Raw records:
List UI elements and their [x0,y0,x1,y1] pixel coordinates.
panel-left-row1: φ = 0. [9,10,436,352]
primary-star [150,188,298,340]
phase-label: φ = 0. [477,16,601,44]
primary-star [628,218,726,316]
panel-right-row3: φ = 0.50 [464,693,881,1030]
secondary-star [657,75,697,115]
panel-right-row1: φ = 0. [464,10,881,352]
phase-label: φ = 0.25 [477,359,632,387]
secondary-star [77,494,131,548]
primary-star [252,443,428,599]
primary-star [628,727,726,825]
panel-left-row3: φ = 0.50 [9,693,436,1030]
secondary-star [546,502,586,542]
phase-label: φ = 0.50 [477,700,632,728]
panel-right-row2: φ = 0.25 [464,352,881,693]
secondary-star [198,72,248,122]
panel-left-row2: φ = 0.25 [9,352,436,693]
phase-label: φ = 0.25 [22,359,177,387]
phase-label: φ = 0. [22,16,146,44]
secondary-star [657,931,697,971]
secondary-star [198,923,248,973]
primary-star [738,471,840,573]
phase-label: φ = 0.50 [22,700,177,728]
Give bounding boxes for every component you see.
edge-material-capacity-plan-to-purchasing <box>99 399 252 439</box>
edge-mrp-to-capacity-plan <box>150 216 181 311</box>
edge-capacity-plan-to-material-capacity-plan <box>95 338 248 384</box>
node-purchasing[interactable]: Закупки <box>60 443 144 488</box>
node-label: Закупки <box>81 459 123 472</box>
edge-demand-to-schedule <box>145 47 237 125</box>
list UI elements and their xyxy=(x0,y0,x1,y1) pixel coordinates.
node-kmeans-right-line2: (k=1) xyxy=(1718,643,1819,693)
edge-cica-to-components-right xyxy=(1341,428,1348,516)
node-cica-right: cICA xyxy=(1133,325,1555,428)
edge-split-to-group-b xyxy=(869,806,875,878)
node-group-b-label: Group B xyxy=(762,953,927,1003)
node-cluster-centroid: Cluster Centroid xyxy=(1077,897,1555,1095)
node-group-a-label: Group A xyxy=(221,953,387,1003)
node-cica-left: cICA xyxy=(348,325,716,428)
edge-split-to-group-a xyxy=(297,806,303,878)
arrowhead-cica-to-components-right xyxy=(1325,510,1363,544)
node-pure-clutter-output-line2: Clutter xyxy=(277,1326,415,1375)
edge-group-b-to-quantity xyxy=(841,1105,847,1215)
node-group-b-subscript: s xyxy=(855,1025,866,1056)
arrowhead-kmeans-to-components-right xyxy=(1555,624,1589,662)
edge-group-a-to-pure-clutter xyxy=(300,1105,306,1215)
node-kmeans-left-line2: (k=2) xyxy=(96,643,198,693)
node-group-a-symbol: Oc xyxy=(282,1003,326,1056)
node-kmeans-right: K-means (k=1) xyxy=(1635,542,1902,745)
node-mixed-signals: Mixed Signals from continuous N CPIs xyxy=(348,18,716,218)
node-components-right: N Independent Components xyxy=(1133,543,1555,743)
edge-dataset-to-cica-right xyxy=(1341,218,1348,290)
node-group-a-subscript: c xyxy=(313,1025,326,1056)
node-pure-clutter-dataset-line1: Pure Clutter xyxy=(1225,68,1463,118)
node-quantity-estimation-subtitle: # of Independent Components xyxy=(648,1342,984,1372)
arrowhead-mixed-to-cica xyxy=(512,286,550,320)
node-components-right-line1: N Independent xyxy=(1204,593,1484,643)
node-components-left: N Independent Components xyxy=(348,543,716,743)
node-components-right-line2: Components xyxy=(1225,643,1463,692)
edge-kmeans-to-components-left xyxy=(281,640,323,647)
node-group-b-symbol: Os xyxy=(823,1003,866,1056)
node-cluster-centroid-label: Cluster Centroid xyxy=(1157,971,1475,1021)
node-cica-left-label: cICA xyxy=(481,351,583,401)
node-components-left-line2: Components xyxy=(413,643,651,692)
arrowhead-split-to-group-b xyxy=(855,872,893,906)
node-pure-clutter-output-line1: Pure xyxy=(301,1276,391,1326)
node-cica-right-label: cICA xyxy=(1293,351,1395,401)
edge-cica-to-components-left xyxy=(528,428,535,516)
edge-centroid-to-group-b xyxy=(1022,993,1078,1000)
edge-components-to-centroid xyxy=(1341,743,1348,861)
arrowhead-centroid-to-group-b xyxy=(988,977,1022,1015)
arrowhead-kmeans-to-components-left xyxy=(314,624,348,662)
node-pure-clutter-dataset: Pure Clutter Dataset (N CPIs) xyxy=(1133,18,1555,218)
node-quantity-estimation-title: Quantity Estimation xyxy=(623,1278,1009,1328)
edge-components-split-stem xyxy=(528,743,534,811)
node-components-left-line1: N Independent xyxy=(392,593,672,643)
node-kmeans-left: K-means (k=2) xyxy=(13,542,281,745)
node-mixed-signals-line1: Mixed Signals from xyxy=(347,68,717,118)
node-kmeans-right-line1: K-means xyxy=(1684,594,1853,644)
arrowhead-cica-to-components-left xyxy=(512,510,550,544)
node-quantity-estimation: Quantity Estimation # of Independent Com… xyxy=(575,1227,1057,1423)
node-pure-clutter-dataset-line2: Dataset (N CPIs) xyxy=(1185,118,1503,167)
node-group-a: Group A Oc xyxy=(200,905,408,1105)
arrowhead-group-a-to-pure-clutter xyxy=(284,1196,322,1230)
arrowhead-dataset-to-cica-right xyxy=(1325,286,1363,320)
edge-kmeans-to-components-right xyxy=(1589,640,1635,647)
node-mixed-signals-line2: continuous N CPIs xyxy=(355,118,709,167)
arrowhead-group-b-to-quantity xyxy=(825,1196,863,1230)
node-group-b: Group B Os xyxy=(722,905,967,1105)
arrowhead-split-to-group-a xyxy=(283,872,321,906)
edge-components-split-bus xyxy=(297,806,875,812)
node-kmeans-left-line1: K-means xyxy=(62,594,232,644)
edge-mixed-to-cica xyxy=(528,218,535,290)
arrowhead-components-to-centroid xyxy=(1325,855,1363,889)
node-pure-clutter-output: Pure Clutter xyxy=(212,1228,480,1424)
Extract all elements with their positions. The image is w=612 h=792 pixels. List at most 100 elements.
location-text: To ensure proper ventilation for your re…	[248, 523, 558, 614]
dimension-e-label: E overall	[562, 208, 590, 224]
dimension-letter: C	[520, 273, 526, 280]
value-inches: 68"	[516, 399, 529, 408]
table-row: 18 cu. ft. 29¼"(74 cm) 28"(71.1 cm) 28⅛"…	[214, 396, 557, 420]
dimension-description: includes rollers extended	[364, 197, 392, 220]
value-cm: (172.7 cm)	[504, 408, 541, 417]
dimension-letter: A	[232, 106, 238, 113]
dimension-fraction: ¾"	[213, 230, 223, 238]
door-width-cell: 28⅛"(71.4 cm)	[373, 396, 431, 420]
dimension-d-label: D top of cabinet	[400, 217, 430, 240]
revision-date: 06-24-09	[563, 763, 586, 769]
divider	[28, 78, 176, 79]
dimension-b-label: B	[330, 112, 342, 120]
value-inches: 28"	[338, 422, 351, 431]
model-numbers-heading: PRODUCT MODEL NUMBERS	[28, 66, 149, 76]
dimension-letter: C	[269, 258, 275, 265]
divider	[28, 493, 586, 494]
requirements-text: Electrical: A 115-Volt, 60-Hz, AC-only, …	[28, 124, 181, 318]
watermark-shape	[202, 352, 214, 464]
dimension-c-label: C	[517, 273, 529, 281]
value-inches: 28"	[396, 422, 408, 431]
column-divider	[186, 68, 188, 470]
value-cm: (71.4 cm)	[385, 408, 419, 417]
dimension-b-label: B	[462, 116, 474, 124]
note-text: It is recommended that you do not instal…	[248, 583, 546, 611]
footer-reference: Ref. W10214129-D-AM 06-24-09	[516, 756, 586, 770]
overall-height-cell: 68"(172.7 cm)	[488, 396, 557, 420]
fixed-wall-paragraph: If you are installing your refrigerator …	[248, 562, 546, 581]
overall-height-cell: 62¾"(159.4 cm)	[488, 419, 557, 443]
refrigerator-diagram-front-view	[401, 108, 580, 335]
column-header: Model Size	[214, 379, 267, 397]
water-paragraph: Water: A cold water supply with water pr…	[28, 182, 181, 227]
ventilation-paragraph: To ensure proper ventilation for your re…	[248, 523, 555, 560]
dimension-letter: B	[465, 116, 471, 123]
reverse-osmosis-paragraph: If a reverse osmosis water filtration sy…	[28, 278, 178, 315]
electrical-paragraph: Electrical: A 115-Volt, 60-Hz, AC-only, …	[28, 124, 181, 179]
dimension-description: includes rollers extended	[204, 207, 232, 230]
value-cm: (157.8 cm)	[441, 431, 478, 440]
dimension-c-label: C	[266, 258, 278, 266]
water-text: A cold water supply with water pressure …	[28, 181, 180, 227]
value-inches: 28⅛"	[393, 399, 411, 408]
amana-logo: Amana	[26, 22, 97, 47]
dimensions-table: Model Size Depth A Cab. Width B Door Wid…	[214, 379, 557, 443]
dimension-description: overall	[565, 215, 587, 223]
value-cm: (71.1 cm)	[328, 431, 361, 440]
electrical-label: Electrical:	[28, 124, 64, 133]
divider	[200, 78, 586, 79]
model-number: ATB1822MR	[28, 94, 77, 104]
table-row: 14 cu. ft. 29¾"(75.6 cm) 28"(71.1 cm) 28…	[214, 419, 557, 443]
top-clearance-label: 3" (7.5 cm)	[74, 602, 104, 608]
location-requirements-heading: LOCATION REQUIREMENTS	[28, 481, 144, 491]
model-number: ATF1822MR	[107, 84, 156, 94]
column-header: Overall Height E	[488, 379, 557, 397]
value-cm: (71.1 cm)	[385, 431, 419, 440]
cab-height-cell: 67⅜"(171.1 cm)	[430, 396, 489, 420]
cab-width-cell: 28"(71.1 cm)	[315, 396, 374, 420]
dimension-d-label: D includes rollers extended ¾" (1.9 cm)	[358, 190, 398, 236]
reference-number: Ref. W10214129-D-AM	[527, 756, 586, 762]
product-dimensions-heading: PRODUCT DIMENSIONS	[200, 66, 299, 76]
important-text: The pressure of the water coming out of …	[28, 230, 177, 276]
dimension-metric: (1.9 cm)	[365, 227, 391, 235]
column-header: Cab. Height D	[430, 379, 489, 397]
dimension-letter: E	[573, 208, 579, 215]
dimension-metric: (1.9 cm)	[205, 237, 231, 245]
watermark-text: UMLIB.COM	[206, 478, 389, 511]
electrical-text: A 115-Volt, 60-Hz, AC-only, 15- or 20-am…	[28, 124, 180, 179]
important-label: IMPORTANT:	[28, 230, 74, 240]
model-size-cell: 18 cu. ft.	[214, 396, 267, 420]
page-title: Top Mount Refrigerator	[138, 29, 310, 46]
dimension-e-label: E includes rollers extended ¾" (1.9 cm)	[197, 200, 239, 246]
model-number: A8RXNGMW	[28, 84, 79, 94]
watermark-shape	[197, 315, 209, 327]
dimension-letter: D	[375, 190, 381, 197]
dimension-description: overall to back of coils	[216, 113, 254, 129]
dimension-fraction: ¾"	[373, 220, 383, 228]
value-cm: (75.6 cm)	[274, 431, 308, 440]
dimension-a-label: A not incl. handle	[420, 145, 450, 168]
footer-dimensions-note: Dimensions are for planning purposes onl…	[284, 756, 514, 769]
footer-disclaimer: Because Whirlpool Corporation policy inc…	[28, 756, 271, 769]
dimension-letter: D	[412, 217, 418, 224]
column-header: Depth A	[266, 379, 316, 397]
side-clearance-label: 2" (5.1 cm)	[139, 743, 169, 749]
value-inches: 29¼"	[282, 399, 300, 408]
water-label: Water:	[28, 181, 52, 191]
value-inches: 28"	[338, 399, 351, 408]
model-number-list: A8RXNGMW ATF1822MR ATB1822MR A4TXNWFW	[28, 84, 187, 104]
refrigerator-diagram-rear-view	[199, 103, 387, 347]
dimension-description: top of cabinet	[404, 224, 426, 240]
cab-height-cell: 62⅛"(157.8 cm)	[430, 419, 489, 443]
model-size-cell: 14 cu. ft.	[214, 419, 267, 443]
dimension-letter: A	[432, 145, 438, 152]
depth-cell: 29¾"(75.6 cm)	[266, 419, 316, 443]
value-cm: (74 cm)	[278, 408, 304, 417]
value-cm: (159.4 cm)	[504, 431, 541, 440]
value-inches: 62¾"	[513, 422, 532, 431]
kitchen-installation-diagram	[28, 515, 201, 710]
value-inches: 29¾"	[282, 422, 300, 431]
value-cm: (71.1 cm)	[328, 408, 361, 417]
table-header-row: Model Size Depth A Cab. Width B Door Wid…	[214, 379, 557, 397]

— PROBLEM STATEMENT —
Return the entries word for word, starting at the very first line and ending at the line that contains "node-purchasing[interactable]: Закупки <box>60", with both of those lines included.

— TASK RESPONSE —
List UI elements and their [x0,y0,x1,y1] pixel coordinates.
panel-left-row1: φ = 0. [9,10,436,352]
primary-star [150,188,298,340]
phase-label: φ = 0. [477,16,601,44]
primary-star [628,218,726,316]
panel-right-row3: φ = 0.50 [464,693,881,1030]
secondary-star [657,75,697,115]
panel-right-row1: φ = 0. [464,10,881,352]
phase-label: φ = 0.25 [477,359,632,387]
secondary-star [77,494,131,548]
primary-star [252,443,428,599]
primary-star [628,727,726,825]
panel-left-row3: φ = 0.50 [9,693,436,1030]
secondary-star [546,502,586,542]
phase-label: φ = 0.50 [477,700,632,728]
panel-right-row2: φ = 0.25 [464,352,881,693]
secondary-star [198,72,248,122]
panel-left-row2: φ = 0.25 [9,352,436,693]
phase-label: φ = 0.25 [22,359,177,387]
phase-label: φ = 0. [22,16,146,44]
secondary-star [657,931,697,971]
secondary-star [198,923,248,973]
primary-star [738,471,840,573]
phase-label: φ = 0.50 [22,700,177,728]
Give bounding boxes for every component you see.
edge-material-capacity-plan-to-purchasing <box>99 399 252 439</box>
edge-mrp-to-capacity-plan <box>150 216 181 311</box>
edge-capacity-plan-to-material-capacity-plan <box>95 338 248 384</box>
node-purchasing[interactable]: Закупки <box>60 443 144 488</box>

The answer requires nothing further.